## Text extract
# Input and State Estimation by Convex Optimization
*Created: M.M., 12.1.2023*

*Updated: M.M. 7.3.2023*

## Discrete-time linear time-invarient (LTI) systems

Consider a contineous-time LTI system

\begin{align}
\dot{x}(t) &= Ax(t) + Bu(t)\\
y(t) &= Cx(t).
\end{align}

If measurements $y$ are obtained with a constant sampling time $T_\mathrm{s}$ at time instances $t \in \{kT_\mathrm{s}$: $k=0,1,2,...\}$, assuming that $u$ is constant inbetween samples, a discrete-time samples state space representation is of the form (cf. [wiki.](https://en.wikipedia.org/wiki/Discretization#Derivation))

$$
\begin{aligned}
    x(k+1) &= Ax(k) + Bu(k),\\
    y(k) &= Cx(k),
\end{aligned}
$$

where, $u$ is a vector of known input signals, and $d$ is an unknown disturbane to be reconstructed from $N$ measurements $y(0), y(1), .., y(N-1)$.

### Impulse response
The impulse response is is obtained by passing an input signal $u(0)=1$ and $u(k)=0$ for $k\neq 0$ through the system. For initial state $x(0)=0$, yhe impulse response is

\begin{align}
    y_\delta(0) &= 0\\
    y_\delta(1) &= Cx(1) = C(Ax(0) + B) = CB\\
    y_\delta(2) &= Cx(2) = C( Ax(1) ) = C( A( Ax(0) + B ) ) = CAB\\
    &\vdots \\
    y_\delta(n) &= CA^{n-1}B, n>0. 
\end{align}


### The data equation
Repeated substitution of $x(k)$ into $y(k)=Cx(k)$ gives

$$
\begin{aligned}
    y(0) &= Cx(0),\\
    y(1) &= CAx(0) + Bu(0),\\
    \vdots &\\
    y(n) &= CA^{n}x(0) + \sum_{k=0}^{n-1} CA^{k}u(n-k-1),\\
    \vdots &
\end{aligned}
$$

or in matrix form

$$
\underbrace{
\begin{bmatrix}
y(0)\\
y(1)\\
y(2)\\
\vdots\\
y(N-1)

## Problems to work on
**a.** In the page on input and state estimation, what initial state is assumed when deriving the impulse response?
**b.** List every section heading in the page on input and state estimation that appears beneath its main title.
The listing that follows has no connection to the page on input and state estimation.

## Data

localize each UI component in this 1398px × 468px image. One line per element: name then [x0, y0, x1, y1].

## Correct answers
**a.** $x(0)=0$

**b.**
- Discrete-time linear time-invarient (LTI) systems
- Impulse response
- The data equation